THE TASK = Every line below that holds the string "Precision" should be copied out.
▬▬▬▬▬▬▬▬▬▬
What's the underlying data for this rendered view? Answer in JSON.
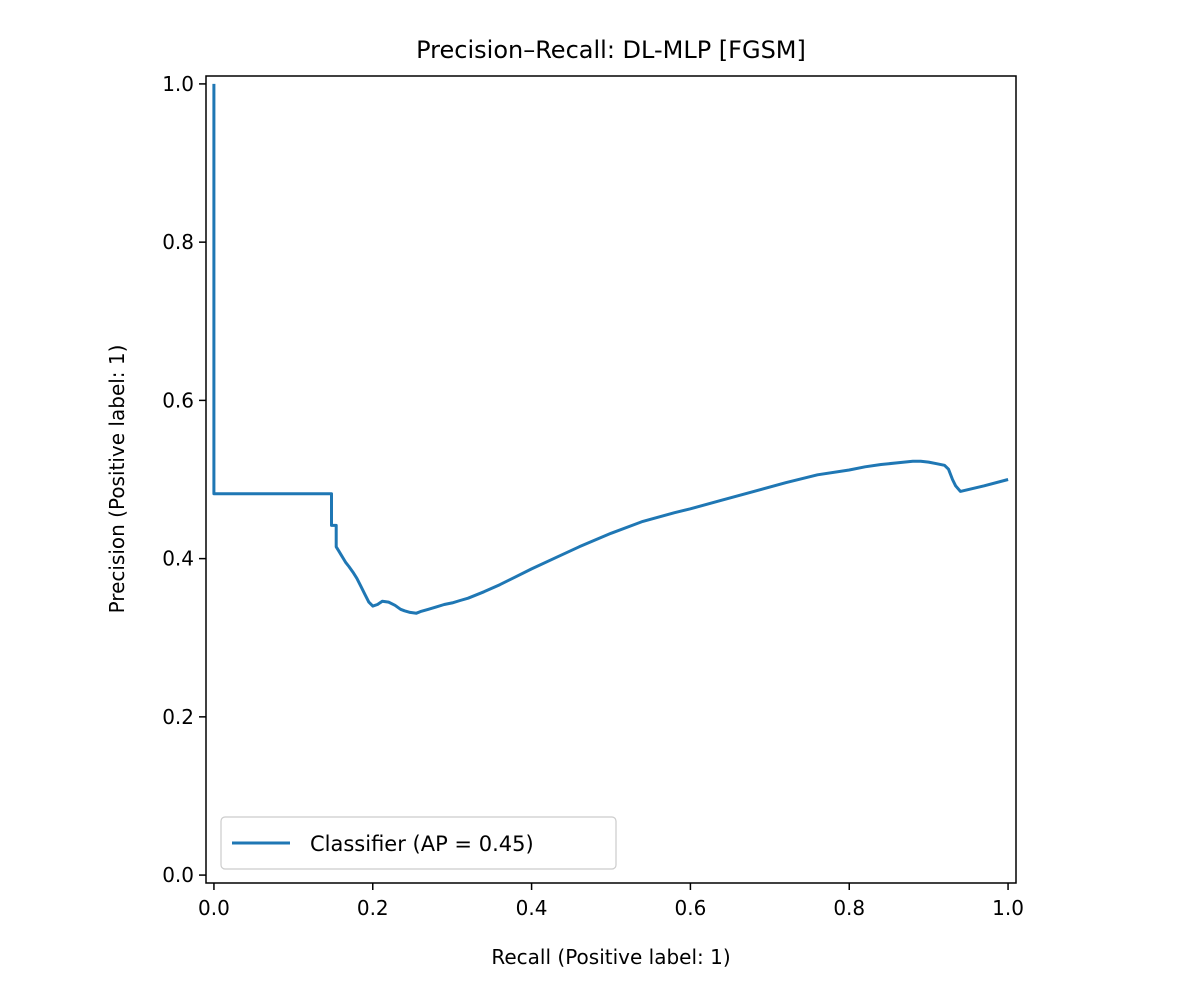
{
  "chart_data": {
    "type": "line",
    "title": "Precision–Recall: DL-MLP [FGSM]",
    "xlabel": "Recall (Positive label: 1)",
    "ylabel": "Precision (Positive label: 1)",
    "xlim": [
      -0.01,
      1.01
    ],
    "ylim": [
      -0.01,
      1.01
    ],
    "xticks": [
      {
        "value": 0.0,
        "label": "0.0"
      },
      {
        "value": 0.2,
        "label": "0.2"
      },
      {
        "value": 0.4,
        "label": "0.4"
      },
      {
        "value": 0.6,
        "label": "0.6"
      },
      {
        "value": 0.8,
        "label": "0.8"
      },
      {
        "value": 1.0,
        "label": "1.0"
      }
    ],
    "yticks": [
      {
        "value": 0.0,
        "label": "0.0"
      },
      {
        "value": 0.2,
        "label": "0.2"
      },
      {
        "value": 0.4,
        "label": "0.4"
      },
      {
        "value": 0.6,
        "label": "0.6"
      },
      {
        "value": 0.8,
        "label": "0.8"
      },
      {
        "value": 1.0,
        "label": "1.0"
      }
    ],
    "grid": false,
    "legend": {
      "position": "lower-left",
      "entries": [
        "Classifier (AP = 0.45)"
      ]
    },
    "series": [
      {
        "name": "Classifier (AP = 0.45)",
        "color": "#1f77b4",
        "x": [
          0.0,
          0.0,
          0.0,
          0.148,
          0.148,
          0.148,
          0.154,
          0.154,
          0.157,
          0.16,
          0.163,
          0.166,
          0.17,
          0.175,
          0.18,
          0.185,
          0.19,
          0.195,
          0.2,
          0.206,
          0.212,
          0.22,
          0.228,
          0.235,
          0.24,
          0.247,
          0.255,
          0.26,
          0.27,
          0.28,
          0.29,
          0.3,
          0.31,
          0.32,
          0.34,
          0.36,
          0.38,
          0.4,
          0.43,
          0.46,
          0.5,
          0.54,
          0.58,
          0.6,
          0.64,
          0.68,
          0.72,
          0.76,
          0.8,
          0.82,
          0.84,
          0.86,
          0.88,
          0.89,
          0.9,
          0.91,
          0.92,
          0.925,
          0.93,
          0.934,
          0.94,
          0.97,
          1.0
        ],
        "y": [
          1.0,
          0.482,
          0.482,
          0.482,
          0.442,
          0.442,
          0.442,
          0.415,
          0.41,
          0.405,
          0.4,
          0.395,
          0.39,
          0.383,
          0.375,
          0.365,
          0.355,
          0.345,
          0.34,
          0.342,
          0.346,
          0.345,
          0.341,
          0.336,
          0.334,
          0.332,
          0.331,
          0.333,
          0.336,
          0.339,
          0.342,
          0.344,
          0.347,
          0.35,
          0.358,
          0.367,
          0.377,
          0.387,
          0.401,
          0.415,
          0.432,
          0.447,
          0.458,
          0.463,
          0.474,
          0.485,
          0.496,
          0.506,
          0.512,
          0.516,
          0.519,
          0.521,
          0.523,
          0.523,
          0.522,
          0.52,
          0.518,
          0.513,
          0.5,
          0.492,
          0.485,
          0.492,
          0.5
        ]
      }
    ]
  }
}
▬▬▬▬▬▬▬▬▬▬
CORRECT RESPONSE =
    "title": "Precision–Recall: DL-MLP [FGSM]",
    "ylabel": "Precision (Positive label: 1)",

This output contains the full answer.